### WORK TO DO:
Copy the records that follow exactly as written, but not their pictures.

[Rows from a figure dataset]
::::::::::

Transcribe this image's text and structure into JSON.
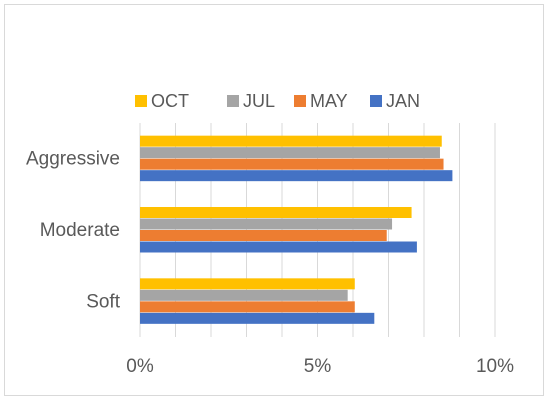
{
  "chart_data": {
    "type": "bar",
    "orientation": "horizontal",
    "title": "",
    "xlabel": "",
    "ylabel": "",
    "categories": [
      "Aggressive",
      "Moderate",
      "Soft"
    ],
    "series": [
      {
        "name": "OCT",
        "color": "#ffc000",
        "values": [
          8.5,
          7.65,
          6.05
        ]
      },
      {
        "name": "JUL",
        "color": "#a5a5a5",
        "values": [
          8.45,
          7.1,
          5.85
        ]
      },
      {
        "name": "MAY",
        "color": "#ed7d31",
        "values": [
          8.55,
          6.95,
          6.05
        ]
      },
      {
        "name": "JAN",
        "color": "#4472c4",
        "values": [
          8.8,
          7.8,
          6.6
        ]
      }
    ],
    "xlim": [
      0,
      10
    ],
    "xticks": [
      0,
      5,
      10
    ],
    "xtick_labels": [
      "0%",
      "5%",
      "10%"
    ],
    "grid": true,
    "legend_position": "top"
  }
}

::::::::::

### SOLUTION TO THIS EXERCISE:
Transcribe this image's text and structure into JSON.
{
  "chart_data": {
    "type": "bar",
    "orientation": "horizontal",
    "title": "",
    "xlabel": "",
    "ylabel": "",
    "categories": [
      "Aggressive",
      "Moderate",
      "Soft"
    ],
    "series": [
      {
        "name": "OCT",
        "color": "#ffc000",
        "values": [
          8.5,
          7.65,
          6.05
        ]
      },
      {
        "name": "JUL",
        "color": "#a5a5a5",
        "values": [
          8.45,
          7.1,
          5.85
        ]
      },
      {
        "name": "MAY",
        "color": "#ed7d31",
        "values": [
          8.55,
          6.95,
          6.05
        ]
      },
      {
        "name": "JAN",
        "color": "#4472c4",
        "values": [
          8.8,
          7.8,
          6.6
        ]
      }
    ],
    "xlim": [
      0,
      10
    ],
    "xticks": [
      0,
      5,
      10
    ],
    "xtick_labels": [
      "0%",
      "5%",
      "10%"
    ],
    "grid": true,
    "legend_position": "top"
  }
}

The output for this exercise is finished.